THE REQUEST: Every record must be transcribed in its entirety, apart from the images, which are to be omitted.

Records from a collection of figures
-------------------------
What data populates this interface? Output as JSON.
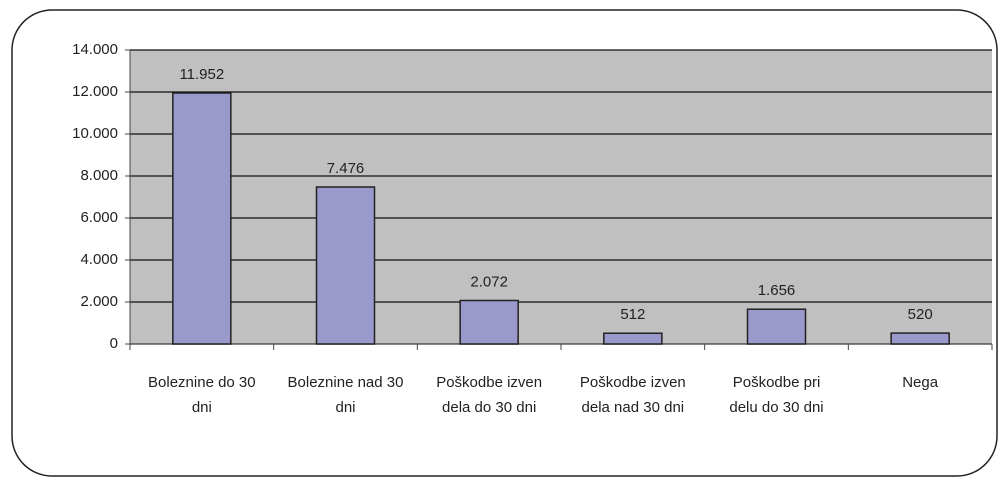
{
  "chart_data": {
    "type": "bar",
    "categories": [
      "Boleznine do 30 dni",
      "Boleznine nad 30 dni",
      "Poškodbe izven dela do 30 dni",
      "Poškodbe izven dela nad 30 dni",
      "Poškodbe pri delu do 30 dni",
      "Nega"
    ],
    "values": [
      11952,
      7476,
      2072,
      512,
      1656,
      520
    ],
    "value_labels": [
      "11.952",
      "7.476",
      "2.072",
      "512",
      "1.656",
      "520"
    ],
    "color": "#9999cc",
    "ylim": [
      0,
      14000
    ],
    "yticks": [
      0,
      {
        "value": 2000,
        "label": "2.000"
      },
      {
        "value": 4000,
        "label": "4.000"
      },
      {
        "value": 6000,
        "label": "6.000"
      },
      {
        "value": 8000,
        "label": "8.000"
      },
      {
        "value": 10000,
        "label": "10.000"
      },
      {
        "value": 12000,
        "label": "12.000"
      },
      {
        "value": 14000,
        "label": "14.000"
      }
    ],
    "grid": true
  }
}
-------------------------
FINISHED TASK:
What data populates this interface? Output as JSON.
{
  "chart_data": {
    "type": "bar",
    "categories": [
      "Boleznine do 30 dni",
      "Boleznine nad 30 dni",
      "Poškodbe izven dela do 30 dni",
      "Poškodbe izven dela nad 30 dni",
      "Poškodbe pri delu do 30 dni",
      "Nega"
    ],
    "values": [
      11952,
      7476,
      2072,
      512,
      1656,
      520
    ],
    "value_labels": [
      "11.952",
      "7.476",
      "2.072",
      "512",
      "1.656",
      "520"
    ],
    "color": "#9999cc",
    "ylim": [
      0,
      14000
    ],
    "yticks": [
      0,
      {
        "value": 2000,
        "label": "2.000"
      },
      {
        "value": 4000,
        "label": "4.000"
      },
      {
        "value": 6000,
        "label": "6.000"
      },
      {
        "value": 8000,
        "label": "8.000"
      },
      {
        "value": 10000,
        "label": "10.000"
      },
      {
        "value": 12000,
        "label": "12.000"
      },
      {
        "value": 14000,
        "label": "14.000"
      }
    ],
    "grid": true
  }
}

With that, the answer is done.